### WRITTEN INSTRUCTION
Scan the material below for the string "Tierarzt", and copy every line where it shows up.

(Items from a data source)
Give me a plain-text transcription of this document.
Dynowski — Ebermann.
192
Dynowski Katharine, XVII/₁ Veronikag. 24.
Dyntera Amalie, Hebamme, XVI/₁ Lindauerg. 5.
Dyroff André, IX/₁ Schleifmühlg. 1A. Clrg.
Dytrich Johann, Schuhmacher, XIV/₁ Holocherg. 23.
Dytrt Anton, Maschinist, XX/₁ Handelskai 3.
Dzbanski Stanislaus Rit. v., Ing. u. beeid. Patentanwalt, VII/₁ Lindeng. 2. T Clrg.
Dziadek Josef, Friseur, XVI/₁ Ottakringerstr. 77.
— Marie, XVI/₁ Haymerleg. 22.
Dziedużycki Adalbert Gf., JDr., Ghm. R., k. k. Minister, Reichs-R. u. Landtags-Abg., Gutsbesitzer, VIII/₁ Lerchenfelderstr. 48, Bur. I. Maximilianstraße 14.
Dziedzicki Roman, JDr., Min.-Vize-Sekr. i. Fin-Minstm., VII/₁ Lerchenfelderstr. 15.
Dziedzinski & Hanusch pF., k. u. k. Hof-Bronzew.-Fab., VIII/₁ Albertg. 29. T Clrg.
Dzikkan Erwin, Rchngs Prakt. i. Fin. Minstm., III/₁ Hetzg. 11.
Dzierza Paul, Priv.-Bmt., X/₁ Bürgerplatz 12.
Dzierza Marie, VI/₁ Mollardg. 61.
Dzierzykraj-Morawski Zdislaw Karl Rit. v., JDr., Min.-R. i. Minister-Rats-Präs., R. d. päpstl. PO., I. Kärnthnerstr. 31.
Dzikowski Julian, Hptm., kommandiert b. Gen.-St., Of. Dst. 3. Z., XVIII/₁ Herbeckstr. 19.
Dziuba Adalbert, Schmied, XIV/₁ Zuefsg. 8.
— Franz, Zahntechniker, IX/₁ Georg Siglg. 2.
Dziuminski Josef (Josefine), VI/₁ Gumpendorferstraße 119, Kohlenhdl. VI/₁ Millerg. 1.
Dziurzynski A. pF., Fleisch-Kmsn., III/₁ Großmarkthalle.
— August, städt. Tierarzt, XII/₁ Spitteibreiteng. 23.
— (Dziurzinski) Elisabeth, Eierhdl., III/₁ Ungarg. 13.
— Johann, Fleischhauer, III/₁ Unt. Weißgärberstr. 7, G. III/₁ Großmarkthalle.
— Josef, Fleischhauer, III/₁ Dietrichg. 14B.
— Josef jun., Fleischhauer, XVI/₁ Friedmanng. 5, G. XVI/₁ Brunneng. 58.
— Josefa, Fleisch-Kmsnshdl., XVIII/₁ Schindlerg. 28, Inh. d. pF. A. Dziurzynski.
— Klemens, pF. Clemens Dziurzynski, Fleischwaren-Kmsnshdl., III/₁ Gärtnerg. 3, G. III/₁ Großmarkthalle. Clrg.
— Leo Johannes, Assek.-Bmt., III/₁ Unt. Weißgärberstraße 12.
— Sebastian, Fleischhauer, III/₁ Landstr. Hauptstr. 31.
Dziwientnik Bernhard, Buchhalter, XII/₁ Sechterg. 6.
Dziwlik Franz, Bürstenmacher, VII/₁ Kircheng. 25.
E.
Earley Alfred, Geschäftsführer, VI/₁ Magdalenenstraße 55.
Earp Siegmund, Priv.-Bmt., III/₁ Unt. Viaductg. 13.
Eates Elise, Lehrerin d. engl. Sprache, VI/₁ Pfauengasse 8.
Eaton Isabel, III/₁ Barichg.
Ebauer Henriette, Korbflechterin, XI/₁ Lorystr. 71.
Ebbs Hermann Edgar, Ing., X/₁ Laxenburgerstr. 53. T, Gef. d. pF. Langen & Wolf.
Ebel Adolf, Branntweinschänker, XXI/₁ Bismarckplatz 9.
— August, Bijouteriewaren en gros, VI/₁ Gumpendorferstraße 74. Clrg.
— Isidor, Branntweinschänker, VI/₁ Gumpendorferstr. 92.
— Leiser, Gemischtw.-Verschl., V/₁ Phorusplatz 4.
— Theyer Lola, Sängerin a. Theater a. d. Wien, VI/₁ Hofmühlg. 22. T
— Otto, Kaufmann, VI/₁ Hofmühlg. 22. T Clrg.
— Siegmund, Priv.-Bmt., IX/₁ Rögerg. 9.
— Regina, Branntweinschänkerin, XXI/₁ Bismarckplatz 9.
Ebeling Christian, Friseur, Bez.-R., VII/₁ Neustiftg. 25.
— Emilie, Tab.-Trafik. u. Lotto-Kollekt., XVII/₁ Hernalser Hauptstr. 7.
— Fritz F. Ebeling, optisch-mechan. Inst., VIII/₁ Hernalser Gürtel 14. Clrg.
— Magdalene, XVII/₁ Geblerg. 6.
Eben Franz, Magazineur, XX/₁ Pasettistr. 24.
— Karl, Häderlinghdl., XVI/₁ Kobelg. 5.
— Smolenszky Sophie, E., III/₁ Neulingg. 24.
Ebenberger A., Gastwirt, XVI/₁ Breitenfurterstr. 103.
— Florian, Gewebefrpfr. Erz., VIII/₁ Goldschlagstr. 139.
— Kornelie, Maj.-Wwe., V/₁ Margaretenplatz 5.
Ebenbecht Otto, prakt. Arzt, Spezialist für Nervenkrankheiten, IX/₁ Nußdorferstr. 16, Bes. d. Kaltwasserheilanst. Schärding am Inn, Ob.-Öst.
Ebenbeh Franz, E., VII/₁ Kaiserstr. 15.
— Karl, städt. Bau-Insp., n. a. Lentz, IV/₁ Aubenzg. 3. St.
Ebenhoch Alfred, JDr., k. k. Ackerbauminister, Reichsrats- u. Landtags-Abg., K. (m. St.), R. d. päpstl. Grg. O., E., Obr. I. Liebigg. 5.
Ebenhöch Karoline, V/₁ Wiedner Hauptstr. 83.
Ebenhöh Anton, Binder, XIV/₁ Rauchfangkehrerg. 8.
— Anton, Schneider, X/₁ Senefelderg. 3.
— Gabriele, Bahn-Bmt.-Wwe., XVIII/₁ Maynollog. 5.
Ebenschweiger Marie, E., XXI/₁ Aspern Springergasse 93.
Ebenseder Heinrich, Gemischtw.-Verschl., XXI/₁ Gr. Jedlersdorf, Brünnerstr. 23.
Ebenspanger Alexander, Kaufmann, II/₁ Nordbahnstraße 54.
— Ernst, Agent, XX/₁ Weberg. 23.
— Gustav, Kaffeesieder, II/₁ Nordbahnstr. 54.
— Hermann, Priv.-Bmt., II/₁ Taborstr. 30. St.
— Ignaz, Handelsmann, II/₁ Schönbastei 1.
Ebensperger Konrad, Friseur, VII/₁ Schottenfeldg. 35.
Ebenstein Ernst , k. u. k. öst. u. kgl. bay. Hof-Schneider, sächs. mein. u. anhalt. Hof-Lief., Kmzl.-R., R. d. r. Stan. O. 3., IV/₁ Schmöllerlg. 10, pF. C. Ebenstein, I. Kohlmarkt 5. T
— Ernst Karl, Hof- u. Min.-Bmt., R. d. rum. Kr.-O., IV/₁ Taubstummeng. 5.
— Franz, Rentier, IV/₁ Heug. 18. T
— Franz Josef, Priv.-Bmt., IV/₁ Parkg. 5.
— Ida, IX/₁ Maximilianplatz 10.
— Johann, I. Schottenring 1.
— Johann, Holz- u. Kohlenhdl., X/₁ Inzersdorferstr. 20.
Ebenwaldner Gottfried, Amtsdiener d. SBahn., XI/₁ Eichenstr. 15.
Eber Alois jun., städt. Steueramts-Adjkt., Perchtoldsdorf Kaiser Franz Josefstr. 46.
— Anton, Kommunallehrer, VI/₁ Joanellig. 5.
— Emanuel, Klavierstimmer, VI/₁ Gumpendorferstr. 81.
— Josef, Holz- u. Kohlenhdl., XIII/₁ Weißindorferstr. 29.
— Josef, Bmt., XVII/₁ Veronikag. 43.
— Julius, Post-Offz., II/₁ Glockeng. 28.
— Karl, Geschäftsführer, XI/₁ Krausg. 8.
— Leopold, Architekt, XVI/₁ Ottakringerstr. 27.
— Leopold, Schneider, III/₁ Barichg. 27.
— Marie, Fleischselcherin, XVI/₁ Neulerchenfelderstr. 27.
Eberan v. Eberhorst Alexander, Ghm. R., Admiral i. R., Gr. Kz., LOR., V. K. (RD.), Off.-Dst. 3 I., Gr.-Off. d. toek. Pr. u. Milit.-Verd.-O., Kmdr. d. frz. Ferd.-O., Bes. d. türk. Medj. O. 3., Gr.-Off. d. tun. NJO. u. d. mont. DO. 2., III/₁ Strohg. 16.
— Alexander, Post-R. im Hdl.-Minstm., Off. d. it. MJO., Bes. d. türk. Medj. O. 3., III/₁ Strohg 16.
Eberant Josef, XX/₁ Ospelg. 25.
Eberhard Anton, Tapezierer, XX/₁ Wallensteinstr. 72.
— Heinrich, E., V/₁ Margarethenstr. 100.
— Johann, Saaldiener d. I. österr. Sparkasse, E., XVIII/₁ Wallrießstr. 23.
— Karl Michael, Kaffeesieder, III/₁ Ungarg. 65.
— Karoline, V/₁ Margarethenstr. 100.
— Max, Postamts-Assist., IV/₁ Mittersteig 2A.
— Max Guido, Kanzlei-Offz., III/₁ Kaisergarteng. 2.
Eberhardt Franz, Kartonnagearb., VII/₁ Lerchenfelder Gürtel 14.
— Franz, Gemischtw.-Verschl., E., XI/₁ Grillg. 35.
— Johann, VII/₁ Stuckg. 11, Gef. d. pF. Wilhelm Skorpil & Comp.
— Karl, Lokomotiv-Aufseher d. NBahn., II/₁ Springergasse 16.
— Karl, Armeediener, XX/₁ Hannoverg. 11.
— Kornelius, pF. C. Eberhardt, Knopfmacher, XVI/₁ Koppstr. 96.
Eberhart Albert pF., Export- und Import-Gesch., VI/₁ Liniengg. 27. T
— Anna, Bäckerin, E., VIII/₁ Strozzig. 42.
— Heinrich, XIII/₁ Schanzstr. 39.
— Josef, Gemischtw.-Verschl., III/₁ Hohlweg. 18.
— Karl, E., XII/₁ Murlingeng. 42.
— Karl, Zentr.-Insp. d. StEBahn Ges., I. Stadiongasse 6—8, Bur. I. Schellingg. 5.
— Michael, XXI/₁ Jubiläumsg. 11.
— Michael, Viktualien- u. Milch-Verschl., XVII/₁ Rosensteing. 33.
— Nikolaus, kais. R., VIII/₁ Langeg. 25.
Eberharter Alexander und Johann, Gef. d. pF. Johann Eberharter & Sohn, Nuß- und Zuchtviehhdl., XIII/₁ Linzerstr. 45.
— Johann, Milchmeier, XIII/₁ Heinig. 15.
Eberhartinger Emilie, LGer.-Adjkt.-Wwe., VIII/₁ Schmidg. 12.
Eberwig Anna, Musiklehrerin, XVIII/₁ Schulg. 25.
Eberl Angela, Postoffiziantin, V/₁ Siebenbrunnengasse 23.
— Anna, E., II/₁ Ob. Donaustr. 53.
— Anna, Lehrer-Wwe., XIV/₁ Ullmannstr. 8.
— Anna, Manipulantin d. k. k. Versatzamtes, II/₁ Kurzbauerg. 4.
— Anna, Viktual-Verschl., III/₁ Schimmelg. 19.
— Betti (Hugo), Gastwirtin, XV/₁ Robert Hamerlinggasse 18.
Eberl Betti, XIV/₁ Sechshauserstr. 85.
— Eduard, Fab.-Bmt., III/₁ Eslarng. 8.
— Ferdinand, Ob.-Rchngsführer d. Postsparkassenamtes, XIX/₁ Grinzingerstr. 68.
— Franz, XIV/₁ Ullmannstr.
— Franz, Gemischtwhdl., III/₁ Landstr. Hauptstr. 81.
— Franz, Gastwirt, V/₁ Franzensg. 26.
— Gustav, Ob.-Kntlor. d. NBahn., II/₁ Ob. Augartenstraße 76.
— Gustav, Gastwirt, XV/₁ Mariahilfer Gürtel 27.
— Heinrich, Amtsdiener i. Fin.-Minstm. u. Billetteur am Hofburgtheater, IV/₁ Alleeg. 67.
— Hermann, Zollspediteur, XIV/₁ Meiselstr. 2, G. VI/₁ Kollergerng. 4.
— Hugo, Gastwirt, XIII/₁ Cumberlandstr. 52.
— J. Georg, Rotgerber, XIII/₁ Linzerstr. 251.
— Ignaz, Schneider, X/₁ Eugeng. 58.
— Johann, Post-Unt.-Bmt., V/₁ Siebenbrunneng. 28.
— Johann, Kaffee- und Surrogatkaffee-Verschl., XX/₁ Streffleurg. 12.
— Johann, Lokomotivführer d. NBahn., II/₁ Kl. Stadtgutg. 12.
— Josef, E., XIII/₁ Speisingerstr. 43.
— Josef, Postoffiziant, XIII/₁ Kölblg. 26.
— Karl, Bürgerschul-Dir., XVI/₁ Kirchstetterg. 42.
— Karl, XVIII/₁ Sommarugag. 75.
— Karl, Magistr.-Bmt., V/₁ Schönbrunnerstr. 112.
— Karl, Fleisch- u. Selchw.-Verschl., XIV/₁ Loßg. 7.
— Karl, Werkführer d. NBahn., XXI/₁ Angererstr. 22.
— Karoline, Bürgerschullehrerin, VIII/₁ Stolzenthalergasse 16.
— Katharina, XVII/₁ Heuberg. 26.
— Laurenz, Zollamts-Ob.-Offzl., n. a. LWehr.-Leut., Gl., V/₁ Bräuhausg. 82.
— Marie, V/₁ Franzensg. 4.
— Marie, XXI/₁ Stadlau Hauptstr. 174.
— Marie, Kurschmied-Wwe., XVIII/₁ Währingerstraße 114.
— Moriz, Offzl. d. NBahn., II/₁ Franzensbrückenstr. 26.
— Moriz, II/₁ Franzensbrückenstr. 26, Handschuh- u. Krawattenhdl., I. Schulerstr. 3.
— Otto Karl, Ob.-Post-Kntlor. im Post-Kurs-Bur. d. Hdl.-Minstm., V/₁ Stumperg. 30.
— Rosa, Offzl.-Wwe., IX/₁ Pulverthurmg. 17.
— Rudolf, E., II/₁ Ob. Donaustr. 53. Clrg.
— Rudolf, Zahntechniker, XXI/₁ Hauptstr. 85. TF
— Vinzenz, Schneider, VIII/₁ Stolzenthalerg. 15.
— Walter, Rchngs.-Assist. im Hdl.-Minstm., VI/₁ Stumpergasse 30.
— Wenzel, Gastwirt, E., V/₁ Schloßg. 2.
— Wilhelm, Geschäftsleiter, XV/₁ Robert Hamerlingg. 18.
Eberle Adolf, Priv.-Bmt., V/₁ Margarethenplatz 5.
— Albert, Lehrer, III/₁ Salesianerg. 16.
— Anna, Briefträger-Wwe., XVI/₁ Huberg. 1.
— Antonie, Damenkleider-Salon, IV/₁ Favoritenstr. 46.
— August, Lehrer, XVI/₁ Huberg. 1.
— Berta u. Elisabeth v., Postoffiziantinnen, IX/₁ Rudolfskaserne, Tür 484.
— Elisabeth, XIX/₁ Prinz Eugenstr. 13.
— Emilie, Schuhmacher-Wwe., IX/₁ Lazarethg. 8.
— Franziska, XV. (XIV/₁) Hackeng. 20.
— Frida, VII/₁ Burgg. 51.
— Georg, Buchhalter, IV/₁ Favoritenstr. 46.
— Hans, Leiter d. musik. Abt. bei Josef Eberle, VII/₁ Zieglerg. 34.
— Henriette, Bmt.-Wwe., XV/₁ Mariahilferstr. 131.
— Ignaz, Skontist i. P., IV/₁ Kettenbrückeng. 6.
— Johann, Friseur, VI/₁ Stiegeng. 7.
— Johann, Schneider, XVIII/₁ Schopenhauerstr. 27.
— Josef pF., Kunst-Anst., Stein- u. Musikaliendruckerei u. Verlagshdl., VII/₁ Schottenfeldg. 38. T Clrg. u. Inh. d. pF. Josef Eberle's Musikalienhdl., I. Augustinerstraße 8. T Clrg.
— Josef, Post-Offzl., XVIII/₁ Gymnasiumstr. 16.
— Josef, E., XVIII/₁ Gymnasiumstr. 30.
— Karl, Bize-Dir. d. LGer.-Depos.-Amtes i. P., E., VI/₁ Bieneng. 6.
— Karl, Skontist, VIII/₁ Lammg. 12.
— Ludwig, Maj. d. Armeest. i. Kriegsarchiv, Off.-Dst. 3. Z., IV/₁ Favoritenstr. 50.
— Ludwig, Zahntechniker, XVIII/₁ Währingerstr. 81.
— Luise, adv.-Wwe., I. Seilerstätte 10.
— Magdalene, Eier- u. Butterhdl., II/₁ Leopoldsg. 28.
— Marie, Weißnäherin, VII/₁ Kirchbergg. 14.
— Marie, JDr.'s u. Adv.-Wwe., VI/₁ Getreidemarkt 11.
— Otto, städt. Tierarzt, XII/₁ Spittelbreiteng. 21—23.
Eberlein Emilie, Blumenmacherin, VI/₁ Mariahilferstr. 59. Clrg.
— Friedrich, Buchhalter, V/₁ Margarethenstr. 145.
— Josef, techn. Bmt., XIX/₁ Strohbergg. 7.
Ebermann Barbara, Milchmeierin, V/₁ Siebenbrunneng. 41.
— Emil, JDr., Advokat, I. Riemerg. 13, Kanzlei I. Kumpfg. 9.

### WRITTEN RESPONSE
— August, städt. Tierarzt, XII/₁ Spitteibreiteng. 23.
— Otto, städt. Tierarzt, XII/₁ Spittelbreiteng. 21—23.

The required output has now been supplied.